## BEGIN

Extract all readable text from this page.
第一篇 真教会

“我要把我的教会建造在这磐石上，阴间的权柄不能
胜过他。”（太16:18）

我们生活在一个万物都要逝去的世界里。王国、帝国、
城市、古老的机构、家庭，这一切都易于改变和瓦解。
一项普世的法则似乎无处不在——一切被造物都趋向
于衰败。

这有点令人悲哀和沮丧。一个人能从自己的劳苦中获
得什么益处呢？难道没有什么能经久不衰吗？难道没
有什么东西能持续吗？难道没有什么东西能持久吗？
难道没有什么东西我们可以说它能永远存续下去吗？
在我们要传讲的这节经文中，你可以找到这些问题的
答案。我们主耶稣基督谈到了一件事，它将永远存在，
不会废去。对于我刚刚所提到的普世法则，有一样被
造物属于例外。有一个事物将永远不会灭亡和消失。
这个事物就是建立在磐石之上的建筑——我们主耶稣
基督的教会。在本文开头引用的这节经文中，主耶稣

## END

▶ _What you need to do_:
Retype the material above, line by line, exactly.

▶ _Result_:
Extract all readable text from this page.
第一篇 真教会

“我要把我的教会建造在这磐石上，阴间的权柄不能
胜过他。”（太16:18）

我们生活在一个万物都要逝去的世界里。王国、帝国、
城市、古老的机构、家庭，这一切都易于改变和瓦解。
一项普世的法则似乎无处不在——一切被造物都趋向
于衰败。

这有点令人悲哀和沮丧。一个人能从自己的劳苦中获
得什么益处呢？难道没有什么能经久不衰吗？难道没
有什么东西能持续吗？难道没有什么东西能持久吗？
难道没有什么东西我们可以说它能永远存续下去吗？
在我们要传讲的这节经文中，你可以找到这些问题的
答案。我们主耶稣基督谈到了一件事，它将永远存在，
不会废去。对于我刚刚所提到的普世法则，有一样被
造物属于例外。有一个事物将永远不会灭亡和消失。
这个事物就是建立在磐石之上的建筑——我们主耶稣
基督的教会。在本文开头引用的这节经文中，主耶稣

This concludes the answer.